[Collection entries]
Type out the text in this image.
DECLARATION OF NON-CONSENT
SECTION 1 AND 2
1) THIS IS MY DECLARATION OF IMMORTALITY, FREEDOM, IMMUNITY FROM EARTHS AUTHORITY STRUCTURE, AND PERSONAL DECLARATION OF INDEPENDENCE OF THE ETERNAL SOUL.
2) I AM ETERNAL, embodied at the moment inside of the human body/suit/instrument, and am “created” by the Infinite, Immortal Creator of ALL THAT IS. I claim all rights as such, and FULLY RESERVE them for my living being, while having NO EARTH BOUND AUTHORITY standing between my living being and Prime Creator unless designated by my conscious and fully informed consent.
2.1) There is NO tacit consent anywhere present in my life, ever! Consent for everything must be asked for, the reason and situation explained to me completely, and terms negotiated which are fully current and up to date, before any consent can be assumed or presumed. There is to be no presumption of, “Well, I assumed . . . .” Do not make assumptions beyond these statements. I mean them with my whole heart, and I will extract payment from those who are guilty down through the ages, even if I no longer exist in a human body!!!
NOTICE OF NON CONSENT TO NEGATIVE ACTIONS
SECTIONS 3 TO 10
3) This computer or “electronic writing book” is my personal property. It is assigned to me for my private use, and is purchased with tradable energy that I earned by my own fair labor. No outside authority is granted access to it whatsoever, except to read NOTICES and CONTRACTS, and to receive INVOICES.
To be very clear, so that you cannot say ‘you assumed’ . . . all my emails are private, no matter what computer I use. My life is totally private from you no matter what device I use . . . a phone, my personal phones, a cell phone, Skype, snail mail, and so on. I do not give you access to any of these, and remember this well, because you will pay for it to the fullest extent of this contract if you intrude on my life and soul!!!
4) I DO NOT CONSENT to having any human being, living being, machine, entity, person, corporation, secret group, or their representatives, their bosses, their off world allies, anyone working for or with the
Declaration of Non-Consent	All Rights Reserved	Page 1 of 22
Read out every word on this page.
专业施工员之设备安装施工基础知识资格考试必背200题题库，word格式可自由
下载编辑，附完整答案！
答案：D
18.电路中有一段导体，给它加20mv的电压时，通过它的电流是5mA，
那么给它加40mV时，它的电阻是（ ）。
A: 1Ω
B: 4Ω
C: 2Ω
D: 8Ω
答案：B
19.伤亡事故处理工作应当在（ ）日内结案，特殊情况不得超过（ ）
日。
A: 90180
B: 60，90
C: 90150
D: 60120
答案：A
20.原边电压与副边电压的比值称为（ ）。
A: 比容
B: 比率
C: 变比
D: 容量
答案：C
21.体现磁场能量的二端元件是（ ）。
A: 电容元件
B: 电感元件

GOAL —
Reproduce each entry exactly, leaving out nothing.

RESPONSE —
Type out the text in this image.
DECLARATION OF NON-CONSENT
SECTION 1 AND 2
1) THIS IS MY DECLARATION OF IMMORTALITY, FREEDOM, IMMUNITY FROM EARTHS AUTHORITY STRUCTURE, AND PERSONAL DECLARATION OF INDEPENDENCE OF THE ETERNAL SOUL.
2) I AM ETERNAL, embodied at the moment inside of the human body/suit/instrument, and am “created” by the Infinite, Immortal Creator of ALL THAT IS. I claim all rights as such, and FULLY RESERVE them for my living being, while having NO EARTH BOUND AUTHORITY standing between my living being and Prime Creator unless designated by my conscious and fully informed consent.
2.1) There is NO tacit consent anywhere present in my life, ever! Consent for everything must be asked for, the reason and situation explained to me completely, and terms negotiated which are fully current and up to date, before any consent can be assumed or presumed. There is to be no presumption of, “Well, I assumed . . . .” Do not make assumptions beyond these statements. I mean them with my whole heart, and I will extract payment from those who are guilty down through the ages, even if I no longer exist in a human body!!!
NOTICE OF NON CONSENT TO NEGATIVE ACTIONS
SECTIONS 3 TO 10
3) This computer or “electronic writing book” is my personal property. It is assigned to me for my private use, and is purchased with tradable energy that I earned by my own fair labor. No outside authority is granted access to it whatsoever, except to read NOTICES and CONTRACTS, and to receive INVOICES.
To be very clear, so that you cannot say ‘you assumed’ . . . all my emails are private, no matter what computer I use. My life is totally private from you no matter what device I use . . . a phone, my personal phones, a cell phone, Skype, snail mail, and so on. I do not give you access to any of these, and remember this well, because you will pay for it to the fullest extent of this contract if you intrude on my life and soul!!!
4) I DO NOT CONSENT to having any human being, living being, machine, entity, person, corporation, secret group, or their representatives, their bosses, their off world allies, anyone working for or with the
Declaration of Non-Consent	All Rights Reserved	Page 1 of 22
Read out every word on this page.
专业施工员之设备安装施工基础知识资格考试必背200题题库，word格式可自由
下载编辑，附完整答案！
答案：D
18.电路中有一段导体，给它加20mv的电压时，通过它的电流是5mA，
那么给它加40mV时，它的电阻是（ ）。
A: 1Ω
B: 4Ω
C: 2Ω
D: 8Ω
答案：B
19.伤亡事故处理工作应当在（ ）日内结案，特殊情况不得超过（ ）
日。
A: 90180
B: 60，90
C: 90150
D: 60120
答案：A
20.原边电压与副边电压的比值称为（ ）。
A: 比容
B: 比率
C: 变比
D: 容量
答案：C
21.体现磁场能量的二端元件是（ ）。
A: 电容元件
B: 电感元件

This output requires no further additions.